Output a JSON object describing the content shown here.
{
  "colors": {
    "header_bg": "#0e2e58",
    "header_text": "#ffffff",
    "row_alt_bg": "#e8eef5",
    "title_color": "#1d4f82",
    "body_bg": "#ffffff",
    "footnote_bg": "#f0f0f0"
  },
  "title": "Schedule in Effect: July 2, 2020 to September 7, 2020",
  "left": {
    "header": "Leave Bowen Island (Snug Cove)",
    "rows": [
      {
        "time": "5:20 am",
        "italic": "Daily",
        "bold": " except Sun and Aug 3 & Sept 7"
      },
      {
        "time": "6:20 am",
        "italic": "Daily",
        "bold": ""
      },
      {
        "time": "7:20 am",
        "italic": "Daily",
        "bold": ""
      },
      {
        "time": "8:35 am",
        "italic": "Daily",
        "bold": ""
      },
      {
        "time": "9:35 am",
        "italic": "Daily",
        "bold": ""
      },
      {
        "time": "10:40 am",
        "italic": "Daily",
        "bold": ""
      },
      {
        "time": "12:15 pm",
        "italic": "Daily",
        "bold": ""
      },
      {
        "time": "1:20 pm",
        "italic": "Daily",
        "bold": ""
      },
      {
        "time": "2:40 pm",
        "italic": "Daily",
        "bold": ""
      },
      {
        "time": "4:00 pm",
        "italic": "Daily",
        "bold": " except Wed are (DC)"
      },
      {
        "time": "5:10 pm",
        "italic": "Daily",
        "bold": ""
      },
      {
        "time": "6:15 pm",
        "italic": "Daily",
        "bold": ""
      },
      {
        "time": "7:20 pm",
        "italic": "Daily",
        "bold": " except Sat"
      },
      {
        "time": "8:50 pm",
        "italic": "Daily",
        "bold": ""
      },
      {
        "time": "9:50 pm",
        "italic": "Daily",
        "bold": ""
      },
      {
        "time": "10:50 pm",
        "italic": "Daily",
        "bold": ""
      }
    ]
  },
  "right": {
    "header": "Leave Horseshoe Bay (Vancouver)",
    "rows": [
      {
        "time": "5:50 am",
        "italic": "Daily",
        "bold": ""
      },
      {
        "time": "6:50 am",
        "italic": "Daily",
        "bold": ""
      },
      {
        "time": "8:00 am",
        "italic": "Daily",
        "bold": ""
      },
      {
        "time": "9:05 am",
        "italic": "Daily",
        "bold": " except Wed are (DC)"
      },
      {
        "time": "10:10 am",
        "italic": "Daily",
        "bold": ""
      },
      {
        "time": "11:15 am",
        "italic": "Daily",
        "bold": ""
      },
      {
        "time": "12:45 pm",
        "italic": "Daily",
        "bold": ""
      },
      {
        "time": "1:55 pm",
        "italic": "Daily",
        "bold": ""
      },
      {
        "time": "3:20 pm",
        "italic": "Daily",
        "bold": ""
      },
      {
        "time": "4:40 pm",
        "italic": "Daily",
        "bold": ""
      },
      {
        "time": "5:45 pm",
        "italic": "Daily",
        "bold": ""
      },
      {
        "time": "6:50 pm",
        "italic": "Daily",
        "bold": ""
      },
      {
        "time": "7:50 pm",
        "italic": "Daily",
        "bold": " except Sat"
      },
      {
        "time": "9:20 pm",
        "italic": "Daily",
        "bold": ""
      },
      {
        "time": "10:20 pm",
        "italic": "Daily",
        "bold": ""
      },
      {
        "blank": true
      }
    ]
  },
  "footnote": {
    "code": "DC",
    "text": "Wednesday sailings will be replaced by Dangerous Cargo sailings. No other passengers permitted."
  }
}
====
Give every line of the material again, exactly as it reads.

Output a JSON object describing the content shown here.
{
  "colors": {
    "header_bg": "#0e2e58",
    "header_text": "#ffffff",
    "row_alt_bg": "#e8eef5",
    "title_color": "#1d4f82",
    "body_bg": "#ffffff",
    "footnote_bg": "#f0f0f0"
  },
  "title": "Schedule in Effect: July 2, 2020 to September 7, 2020",
  "left": {
    "header": "Leave Bowen Island (Snug Cove)",
    "rows": [
      {
        "time": "5:20 am",
        "italic": "Daily",
        "bold": " except Sun and Aug 3 & Sept 7"
      },
      {
        "time": "6:20 am",
        "italic": "Daily",
        "bold": ""
      },
      {
        "time": "7:20 am",
        "italic": "Daily",
        "bold": ""
      },
      {
        "time": "8:35 am",
        "italic": "Daily",
        "bold": ""
      },
      {
        "time": "9:35 am",
        "italic": "Daily",
        "bold": ""
      },
      {
        "time": "10:40 am",
        "italic": "Daily",
        "bold": ""
      },
      {
        "time": "12:15 pm",
        "italic": "Daily",
        "bold": ""
      },
      {
        "time": "1:20 pm",
        "italic": "Daily",
        "bold": ""
      },
      {
        "time": "2:40 pm",
        "italic": "Daily",
        "bold": ""
      },
      {
        "time": "4:00 pm",
        "italic": "Daily",
        "bold": " except Wed are (DC)"
      },
      {
        "time": "5:10 pm",
        "italic": "Daily",
        "bold": ""
      },
      {
        "time": "6:15 pm",
        "italic": "Daily",
        "bold": ""
      },
      {
        "time": "7:20 pm",
        "italic": "Daily",
        "bold": " except Sat"
      },
      {
        "time": "8:50 pm",
        "italic": "Daily",
        "bold": ""
      },
      {
        "time": "9:50 pm",
        "italic": "Daily",
        "bold": ""
      },
      {
        "time": "10:50 pm",
        "italic": "Daily",
        "bold": ""
      }
    ]
  },
  "right": {
    "header": "Leave Horseshoe Bay (Vancouver)",
    "rows": [
      {
        "time": "5:50 am",
        "italic": "Daily",
        "bold": ""
      },
      {
        "time": "6:50 am",
        "italic": "Daily",
        "bold": ""
      },
      {
        "time": "8:00 am",
        "italic": "Daily",
        "bold": ""
      },
      {
        "time": "9:05 am",
        "italic": "Daily",
        "bold": " except Wed are (DC)"
      },
      {
        "time": "10:10 am",
        "italic": "Daily",
        "bold": ""
      },
      {
        "time": "11:15 am",
        "italic": "Daily",
        "bold": ""
      },
      {
        "time": "12:45 pm",
        "italic": "Daily",
        "bold": ""
      },
      {
        "time": "1:55 pm",
        "italic": "Daily",
        "bold": ""
      },
      {
        "time": "3:20 pm",
        "italic": "Daily",
        "bold": ""
      },
      {
        "time": "4:40 pm",
        "italic": "Daily",
        "bold": ""
      },
      {
        "time": "5:45 pm",
        "italic": "Daily",
        "bold": ""
      },
      {
        "time": "6:50 pm",
        "italic": "Daily",
        "bold": ""
      },
      {
        "time": "7:50 pm",
        "italic": "Daily",
        "bold": " except Sat"
      },
      {
        "time": "9:20 pm",
        "italic": "Daily",
        "bold": ""
      },
      {
        "time": "10:20 pm",
        "italic": "Daily",
        "bold": ""
      },
      {
        "blank": true
      }
    ]
  },
  "footnote": {
    "code": "DC",
    "text": "Wednesday sailings will be replaced by Dangerous Cargo sailings. No other passengers permitted."
  }
}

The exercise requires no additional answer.